> _WHAT IS EXPECTED_: Output each line exactly as it appears, skipping any embedded picture.

> _RECORDS SUPPLIED_:
===============
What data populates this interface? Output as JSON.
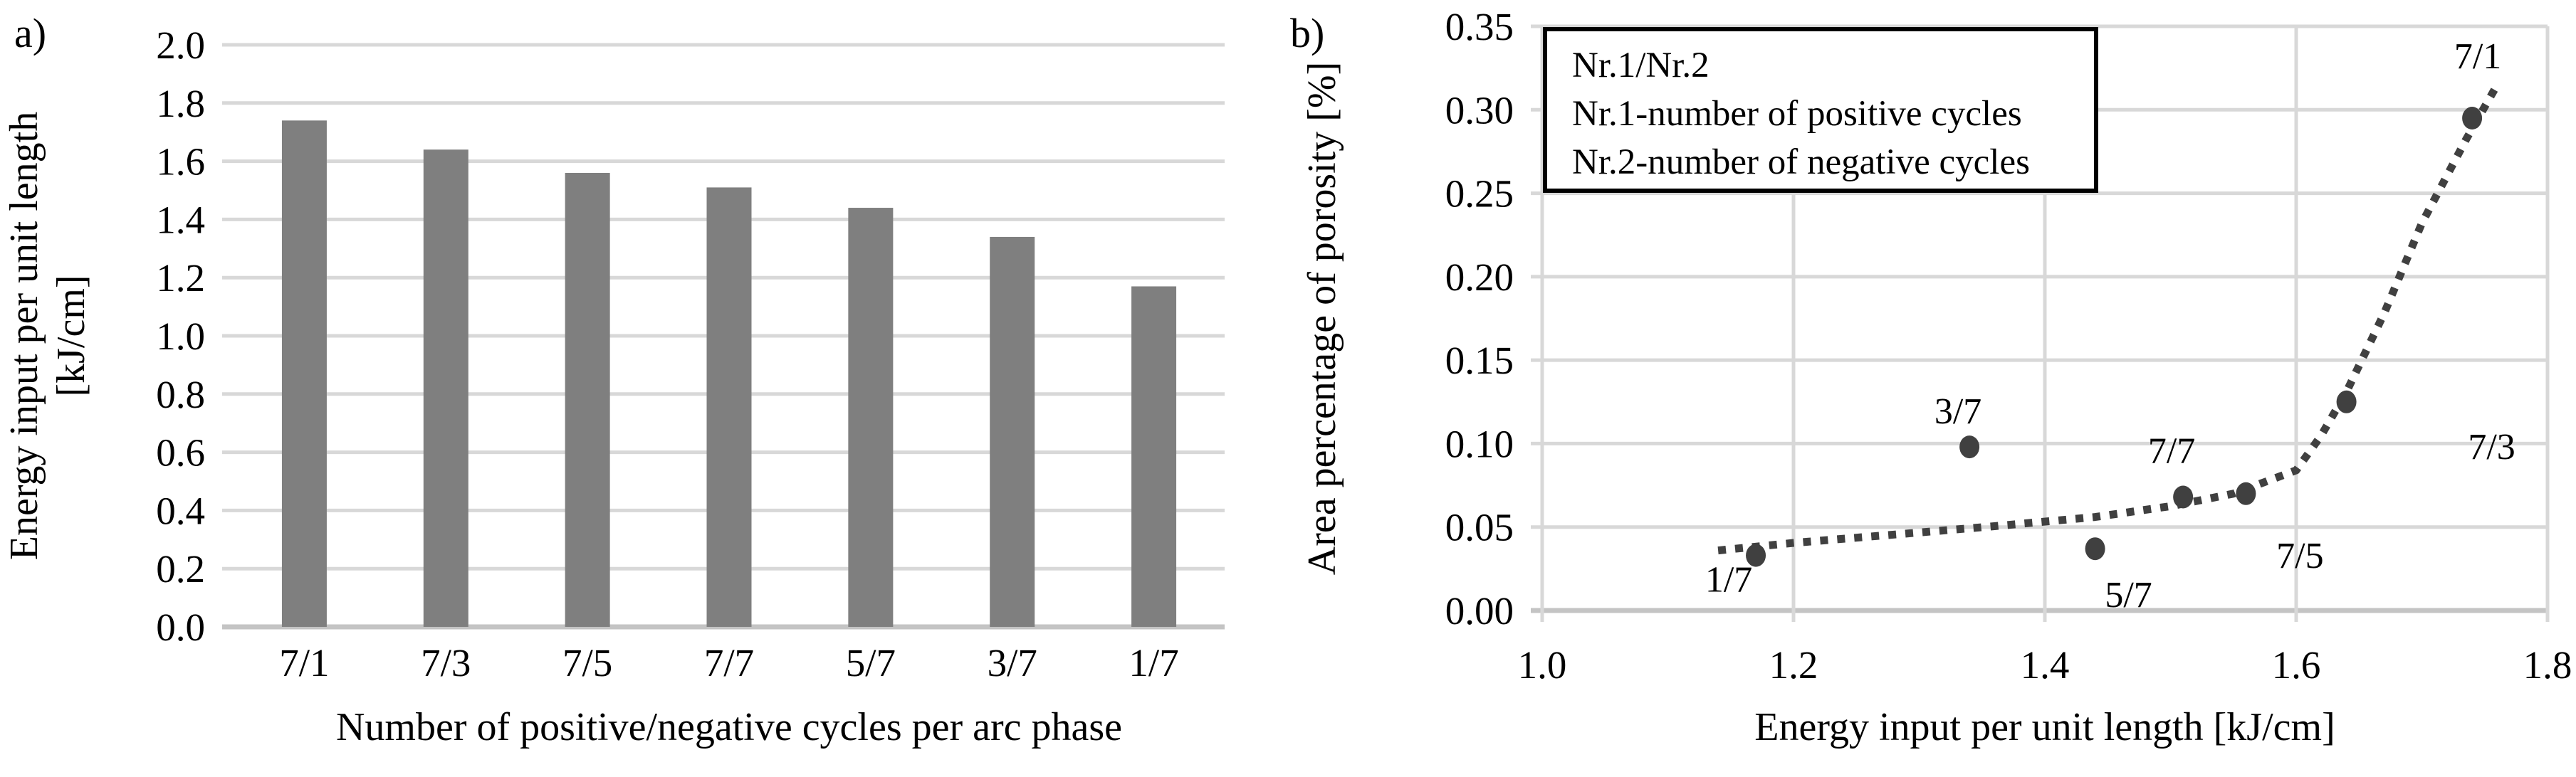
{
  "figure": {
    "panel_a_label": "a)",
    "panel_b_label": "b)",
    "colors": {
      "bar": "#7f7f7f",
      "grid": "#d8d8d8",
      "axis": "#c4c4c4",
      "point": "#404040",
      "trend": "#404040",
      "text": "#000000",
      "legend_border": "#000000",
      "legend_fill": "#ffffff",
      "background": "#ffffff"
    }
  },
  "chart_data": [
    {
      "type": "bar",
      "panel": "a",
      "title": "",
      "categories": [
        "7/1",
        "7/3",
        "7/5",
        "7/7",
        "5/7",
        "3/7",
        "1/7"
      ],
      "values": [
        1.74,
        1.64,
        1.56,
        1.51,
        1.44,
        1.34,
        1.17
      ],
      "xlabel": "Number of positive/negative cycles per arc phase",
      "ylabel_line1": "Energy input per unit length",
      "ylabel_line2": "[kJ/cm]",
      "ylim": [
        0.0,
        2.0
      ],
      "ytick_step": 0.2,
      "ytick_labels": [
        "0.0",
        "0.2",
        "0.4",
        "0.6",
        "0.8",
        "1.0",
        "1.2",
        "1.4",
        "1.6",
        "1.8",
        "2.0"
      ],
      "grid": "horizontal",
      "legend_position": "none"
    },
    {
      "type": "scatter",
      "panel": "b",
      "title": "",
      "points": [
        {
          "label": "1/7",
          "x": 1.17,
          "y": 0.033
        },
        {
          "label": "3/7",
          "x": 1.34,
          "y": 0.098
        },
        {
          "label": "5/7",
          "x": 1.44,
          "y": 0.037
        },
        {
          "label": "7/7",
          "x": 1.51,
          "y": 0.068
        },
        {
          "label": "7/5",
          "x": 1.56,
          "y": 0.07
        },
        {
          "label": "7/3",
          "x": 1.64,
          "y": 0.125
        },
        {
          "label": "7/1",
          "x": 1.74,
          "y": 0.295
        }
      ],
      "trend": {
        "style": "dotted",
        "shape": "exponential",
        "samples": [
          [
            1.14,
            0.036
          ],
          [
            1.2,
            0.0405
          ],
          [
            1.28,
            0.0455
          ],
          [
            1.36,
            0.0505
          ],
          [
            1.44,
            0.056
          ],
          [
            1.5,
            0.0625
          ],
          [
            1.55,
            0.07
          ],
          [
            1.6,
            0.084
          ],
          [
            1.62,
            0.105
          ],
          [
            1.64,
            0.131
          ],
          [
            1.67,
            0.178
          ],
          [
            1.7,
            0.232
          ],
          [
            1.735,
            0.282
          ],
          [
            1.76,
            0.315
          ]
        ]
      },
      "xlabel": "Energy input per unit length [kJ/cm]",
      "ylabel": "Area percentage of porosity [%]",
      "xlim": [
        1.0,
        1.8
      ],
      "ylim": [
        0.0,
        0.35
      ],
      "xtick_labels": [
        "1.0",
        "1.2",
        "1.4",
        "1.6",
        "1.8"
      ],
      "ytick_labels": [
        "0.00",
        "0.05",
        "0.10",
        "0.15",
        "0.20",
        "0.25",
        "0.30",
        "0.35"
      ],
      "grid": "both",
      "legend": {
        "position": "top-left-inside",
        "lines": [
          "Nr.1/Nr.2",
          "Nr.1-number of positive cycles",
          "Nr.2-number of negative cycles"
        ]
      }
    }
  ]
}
===============
> _OUTPUT FOR THIS TASK_:
What data populates this interface? Output as JSON.
{
  "figure": {
    "panel_a_label": "a)",
    "panel_b_label": "b)",
    "colors": {
      "bar": "#7f7f7f",
      "grid": "#d8d8d8",
      "axis": "#c4c4c4",
      "point": "#404040",
      "trend": "#404040",
      "text": "#000000",
      "legend_border": "#000000",
      "legend_fill": "#ffffff",
      "background": "#ffffff"
    }
  },
  "chart_data": [
    {
      "type": "bar",
      "panel": "a",
      "title": "",
      "categories": [
        "7/1",
        "7/3",
        "7/5",
        "7/7",
        "5/7",
        "3/7",
        "1/7"
      ],
      "values": [
        1.74,
        1.64,
        1.56,
        1.51,
        1.44,
        1.34,
        1.17
      ],
      "xlabel": "Number of positive/negative cycles per arc phase",
      "ylabel_line1": "Energy input per unit length",
      "ylabel_line2": "[kJ/cm]",
      "ylim": [
        0.0,
        2.0
      ],
      "ytick_step": 0.2,
      "ytick_labels": [
        "0.0",
        "0.2",
        "0.4",
        "0.6",
        "0.8",
        "1.0",
        "1.2",
        "1.4",
        "1.6",
        "1.8",
        "2.0"
      ],
      "grid": "horizontal",
      "legend_position": "none"
    },
    {
      "type": "scatter",
      "panel": "b",
      "title": "",
      "points": [
        {
          "label": "1/7",
          "x": 1.17,
          "y": 0.033
        },
        {
          "label": "3/7",
          "x": 1.34,
          "y": 0.098
        },
        {
          "label": "5/7",
          "x": 1.44,
          "y": 0.037
        },
        {
          "label": "7/7",
          "x": 1.51,
          "y": 0.068
        },
        {
          "label": "7/5",
          "x": 1.56,
          "y": 0.07
        },
        {
          "label": "7/3",
          "x": 1.64,
          "y": 0.125
        },
        {
          "label": "7/1",
          "x": 1.74,
          "y": 0.295
        }
      ],
      "trend": {
        "style": "dotted",
        "shape": "exponential",
        "samples": [
          [
            1.14,
            0.036
          ],
          [
            1.2,
            0.0405
          ],
          [
            1.28,
            0.0455
          ],
          [
            1.36,
            0.0505
          ],
          [
            1.44,
            0.056
          ],
          [
            1.5,
            0.0625
          ],
          [
            1.55,
            0.07
          ],
          [
            1.6,
            0.084
          ],
          [
            1.62,
            0.105
          ],
          [
            1.64,
            0.131
          ],
          [
            1.67,
            0.178
          ],
          [
            1.7,
            0.232
          ],
          [
            1.735,
            0.282
          ],
          [
            1.76,
            0.315
          ]
        ]
      },
      "xlabel": "Energy input per unit length [kJ/cm]",
      "ylabel": "Area percentage of porosity [%]",
      "xlim": [
        1.0,
        1.8
      ],
      "ylim": [
        0.0,
        0.35
      ],
      "xtick_labels": [
        "1.0",
        "1.2",
        "1.4",
        "1.6",
        "1.8"
      ],
      "ytick_labels": [
        "0.00",
        "0.05",
        "0.10",
        "0.15",
        "0.20",
        "0.25",
        "0.30",
        "0.35"
      ],
      "grid": "both",
      "legend": {
        "position": "top-left-inside",
        "lines": [
          "Nr.1/Nr.2",
          "Nr.1-number of positive cycles",
          "Nr.2-number of negative cycles"
        ]
      }
    }
  ]
}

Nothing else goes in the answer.